DATA SHOWN>
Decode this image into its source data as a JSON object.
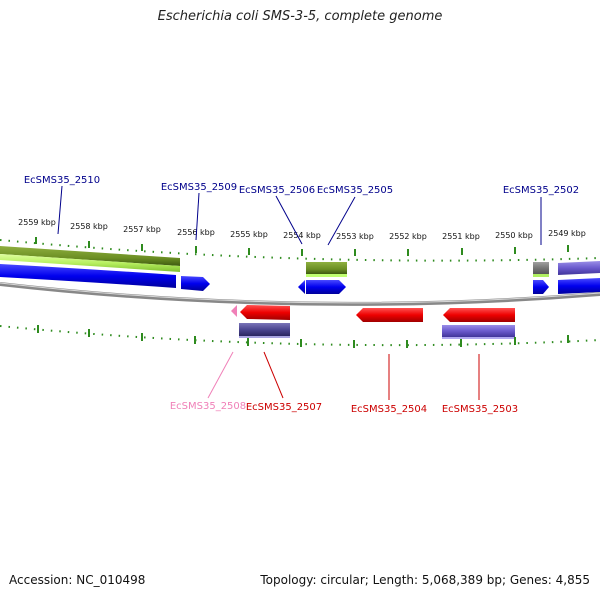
{
  "title": "Escherichia coli SMS-3-5, complete genome",
  "accession_text": "Accession: NC_010498",
  "topology_text": "Topology: circular; Length: 5,068,389 bp; Genes: 4,855",
  "kbp_labels": [
    "2559 kbp",
    "2558 kbp",
    "2557 kbp",
    "2556 kbp",
    "2555 kbp",
    "2554 kbp",
    "2553 kbp",
    "2552 kbp",
    "2551 kbp",
    "2550 kbp",
    "2549 kbp"
  ],
  "gene_labels_top": [
    "EcSMS35_2510",
    "EcSMS35_2509",
    "EcSMS35_2506",
    "EcSMS35_2505",
    "EcSMS35_2502"
  ],
  "gene_labels_bottom": [
    "EcSMS35_2508",
    "EcSMS35_2507",
    "EcSMS35_2504",
    "EcSMS35_2503"
  ],
  "colors": {
    "forward_gene": "#0000ee",
    "reverse_gene": "#ee0000",
    "pseudo_gene": "#f080b8",
    "label_top": "#00008b",
    "label_bottom": "#cc0000",
    "cds_green": "#6b8e23",
    "lightgreen": "#b8f060",
    "purple_feature": "#6a5acd",
    "tick_green": "#2e8b1e",
    "backbone": "#808080"
  }
}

TASK OBJECTIVE>
In the printed copy, the material above must appear unchanged and without its pictures.

WRITTEN ANSWER>
Decode this image into its source data as a JSON object.
{
  "title": "Escherichia coli SMS-3-5, complete genome",
  "accession_text": "Accession: NC_010498",
  "topology_text": "Topology: circular; Length: 5,068,389 bp; Genes: 4,855",
  "kbp_labels": [
    "2559 kbp",
    "2558 kbp",
    "2557 kbp",
    "2556 kbp",
    "2555 kbp",
    "2554 kbp",
    "2553 kbp",
    "2552 kbp",
    "2551 kbp",
    "2550 kbp",
    "2549 kbp"
  ],
  "gene_labels_top": [
    "EcSMS35_2510",
    "EcSMS35_2509",
    "EcSMS35_2506",
    "EcSMS35_2505",
    "EcSMS35_2502"
  ],
  "gene_labels_bottom": [
    "EcSMS35_2508",
    "EcSMS35_2507",
    "EcSMS35_2504",
    "EcSMS35_2503"
  ],
  "colors": {
    "forward_gene": "#0000ee",
    "reverse_gene": "#ee0000",
    "pseudo_gene": "#f080b8",
    "label_top": "#00008b",
    "label_bottom": "#cc0000",
    "cds_green": "#6b8e23",
    "lightgreen": "#b8f060",
    "purple_feature": "#6a5acd",
    "tick_green": "#2e8b1e",
    "backbone": "#808080"
  }
}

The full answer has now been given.